■ What the exercise asks
Go through the data below and copy it exactly, skipping every picture.

....

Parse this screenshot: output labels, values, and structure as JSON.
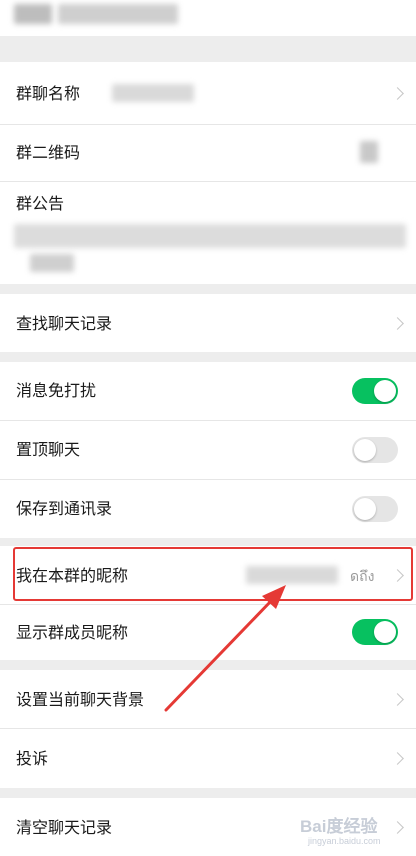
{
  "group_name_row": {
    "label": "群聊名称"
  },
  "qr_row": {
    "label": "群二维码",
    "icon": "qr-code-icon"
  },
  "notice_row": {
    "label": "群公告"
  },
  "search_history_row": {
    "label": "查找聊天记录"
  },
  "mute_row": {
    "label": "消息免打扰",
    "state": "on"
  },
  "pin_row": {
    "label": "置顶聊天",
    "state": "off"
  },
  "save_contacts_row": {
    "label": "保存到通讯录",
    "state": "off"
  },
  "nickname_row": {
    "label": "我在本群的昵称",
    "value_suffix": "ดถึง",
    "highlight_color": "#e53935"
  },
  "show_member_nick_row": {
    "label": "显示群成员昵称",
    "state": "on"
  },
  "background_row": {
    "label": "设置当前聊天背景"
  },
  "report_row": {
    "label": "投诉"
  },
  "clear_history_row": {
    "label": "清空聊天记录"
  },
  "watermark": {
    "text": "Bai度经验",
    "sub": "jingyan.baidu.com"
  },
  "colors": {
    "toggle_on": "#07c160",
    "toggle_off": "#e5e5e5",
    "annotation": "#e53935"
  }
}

....

■ Solution to the exercise
Parse this screenshot: output labels, values, and structure as JSON.
{
  "group_name_row": {
    "label": "群聊名称"
  },
  "qr_row": {
    "label": "群二维码",
    "icon": "qr-code-icon"
  },
  "notice_row": {
    "label": "群公告"
  },
  "search_history_row": {
    "label": "查找聊天记录"
  },
  "mute_row": {
    "label": "消息免打扰",
    "state": "on"
  },
  "pin_row": {
    "label": "置顶聊天",
    "state": "off"
  },
  "save_contacts_row": {
    "label": "保存到通讯录",
    "state": "off"
  },
  "nickname_row": {
    "label": "我在本群的昵称",
    "value_suffix": "ดถึง",
    "highlight_color": "#e53935"
  },
  "show_member_nick_row": {
    "label": "显示群成员昵称",
    "state": "on"
  },
  "background_row": {
    "label": "设置当前聊天背景"
  },
  "report_row": {
    "label": "投诉"
  },
  "clear_history_row": {
    "label": "清空聊天记录"
  },
  "watermark": {
    "text": "Bai度经验",
    "sub": "jingyan.baidu.com"
  },
  "colors": {
    "toggle_on": "#07c160",
    "toggle_off": "#e5e5e5",
    "annotation": "#e53935"
  }
}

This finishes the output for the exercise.